Requirement -
Write out the records again exactly and exclude the pictures.
***** Data records
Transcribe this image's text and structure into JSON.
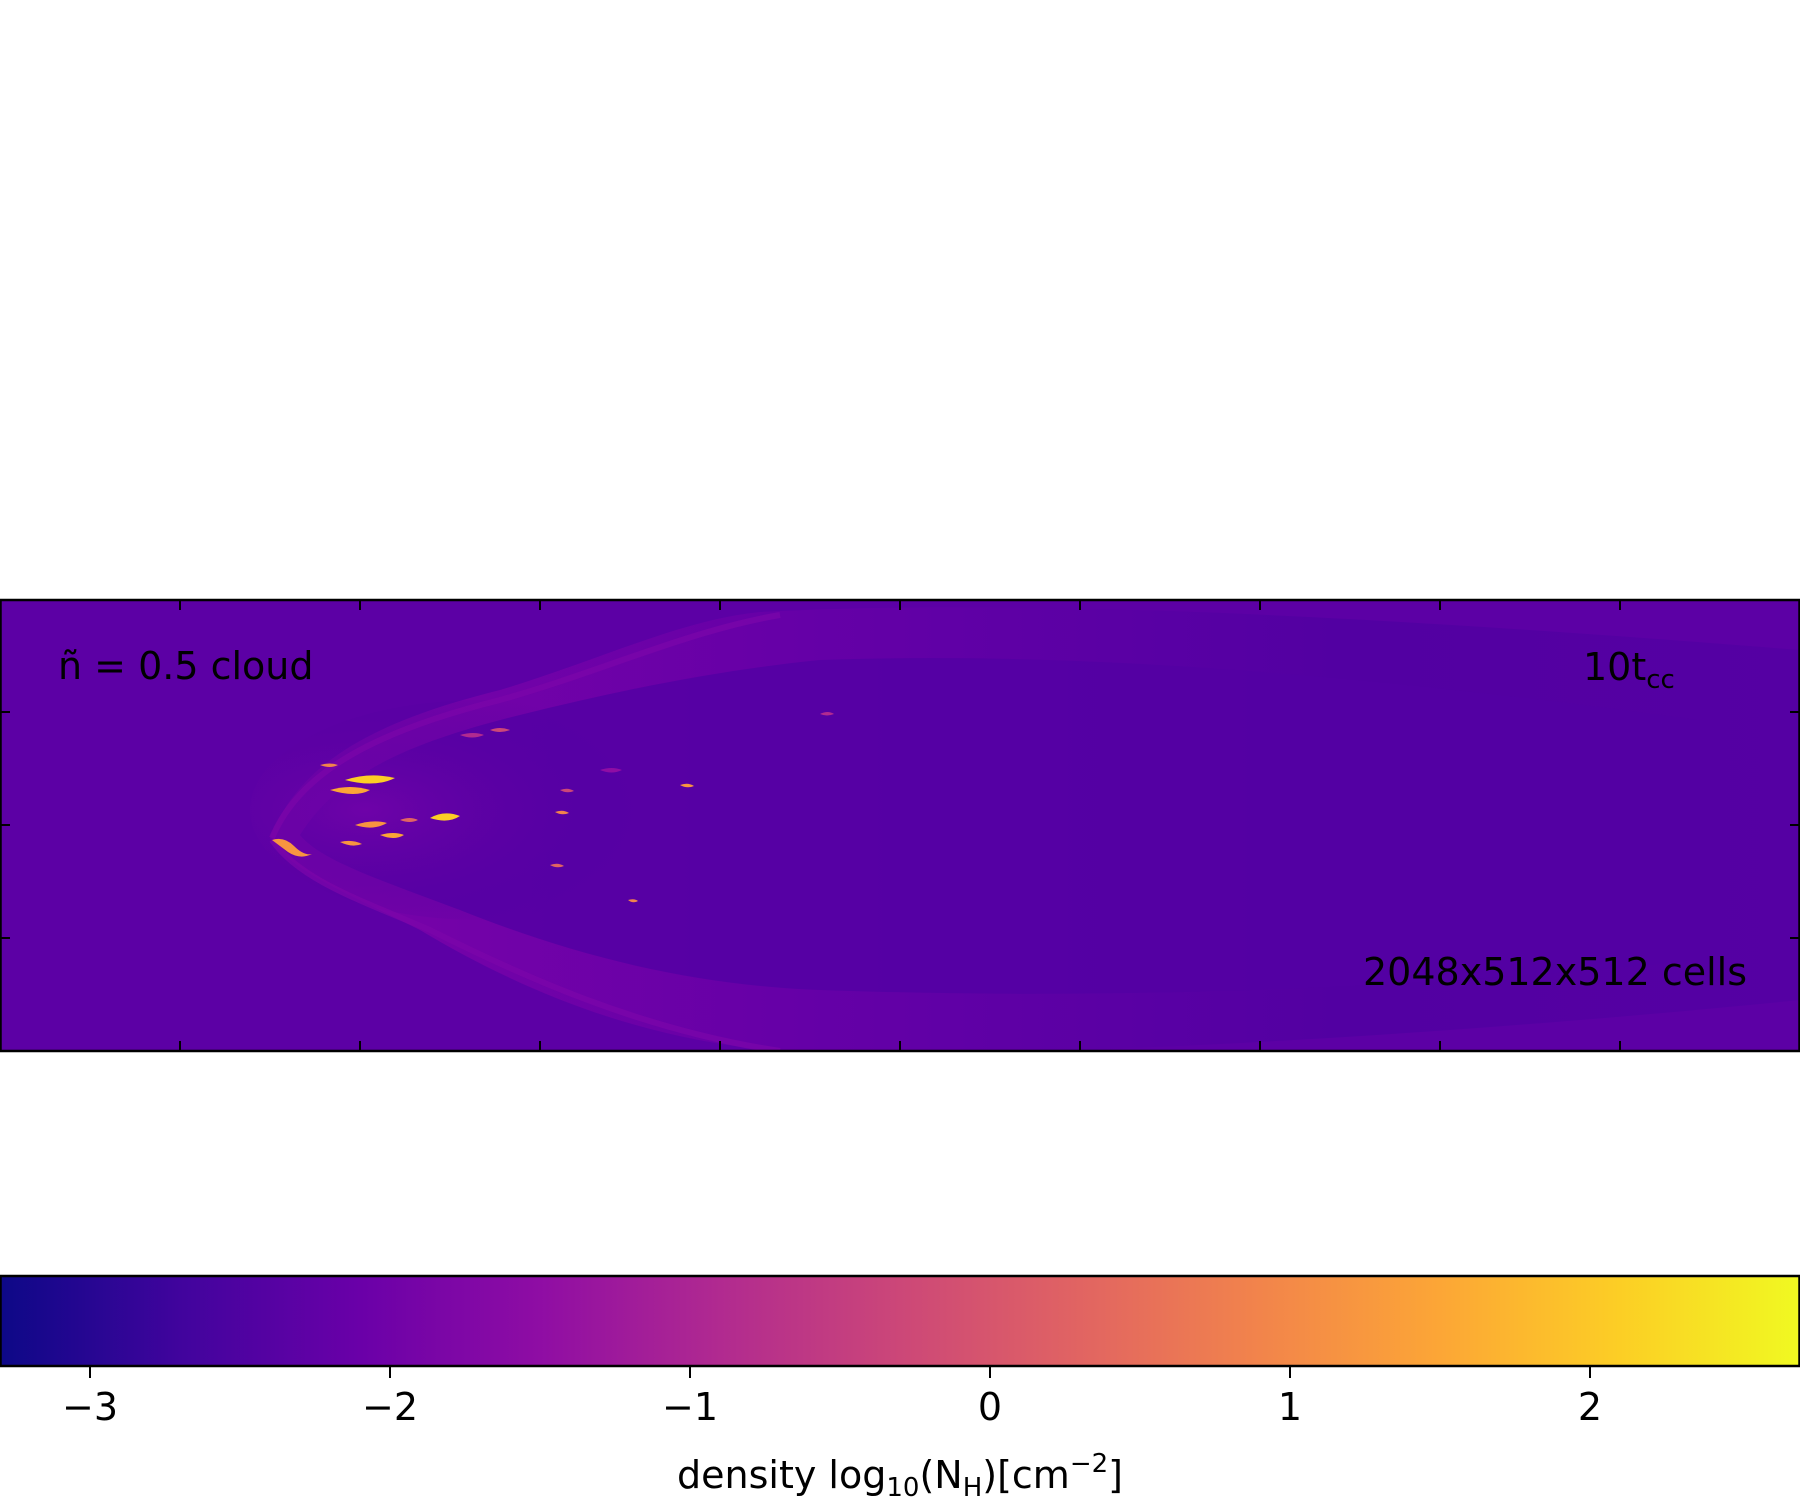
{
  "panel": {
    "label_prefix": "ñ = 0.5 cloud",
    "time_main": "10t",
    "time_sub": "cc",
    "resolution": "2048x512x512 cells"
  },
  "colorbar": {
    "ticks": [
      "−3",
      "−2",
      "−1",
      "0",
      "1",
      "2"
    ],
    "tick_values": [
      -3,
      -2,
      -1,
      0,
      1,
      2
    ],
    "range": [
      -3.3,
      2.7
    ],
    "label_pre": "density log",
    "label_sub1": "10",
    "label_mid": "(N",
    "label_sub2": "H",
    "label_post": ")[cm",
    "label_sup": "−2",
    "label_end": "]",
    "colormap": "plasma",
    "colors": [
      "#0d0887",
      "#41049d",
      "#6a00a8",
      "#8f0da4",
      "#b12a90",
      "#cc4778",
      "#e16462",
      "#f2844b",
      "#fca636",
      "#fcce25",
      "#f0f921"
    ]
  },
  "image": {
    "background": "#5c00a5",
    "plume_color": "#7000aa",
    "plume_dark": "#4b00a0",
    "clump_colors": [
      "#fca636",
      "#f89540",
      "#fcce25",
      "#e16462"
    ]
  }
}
**********
Output for this exercise -
Transcribe this image's text and structure into JSON.
{
  "panel": {
    "label_prefix": "ñ = 0.5 cloud",
    "time_main": "10t",
    "time_sub": "cc",
    "resolution": "2048x512x512 cells"
  },
  "colorbar": {
    "ticks": [
      "−3",
      "−2",
      "−1",
      "0",
      "1",
      "2"
    ],
    "tick_values": [
      -3,
      -2,
      -1,
      0,
      1,
      2
    ],
    "range": [
      -3.3,
      2.7
    ],
    "label_pre": "density log",
    "label_sub1": "10",
    "label_mid": "(N",
    "label_sub2": "H",
    "label_post": ")[cm",
    "label_sup": "−2",
    "label_end": "]",
    "colormap": "plasma",
    "colors": [
      "#0d0887",
      "#41049d",
      "#6a00a8",
      "#8f0da4",
      "#b12a90",
      "#cc4778",
      "#e16462",
      "#f2844b",
      "#fca636",
      "#fcce25",
      "#f0f921"
    ]
  },
  "image": {
    "background": "#5c00a5",
    "plume_color": "#7000aa",
    "plume_dark": "#4b00a0",
    "clump_colors": [
      "#fca636",
      "#f89540",
      "#fcce25",
      "#e16462"
    ]
  }
}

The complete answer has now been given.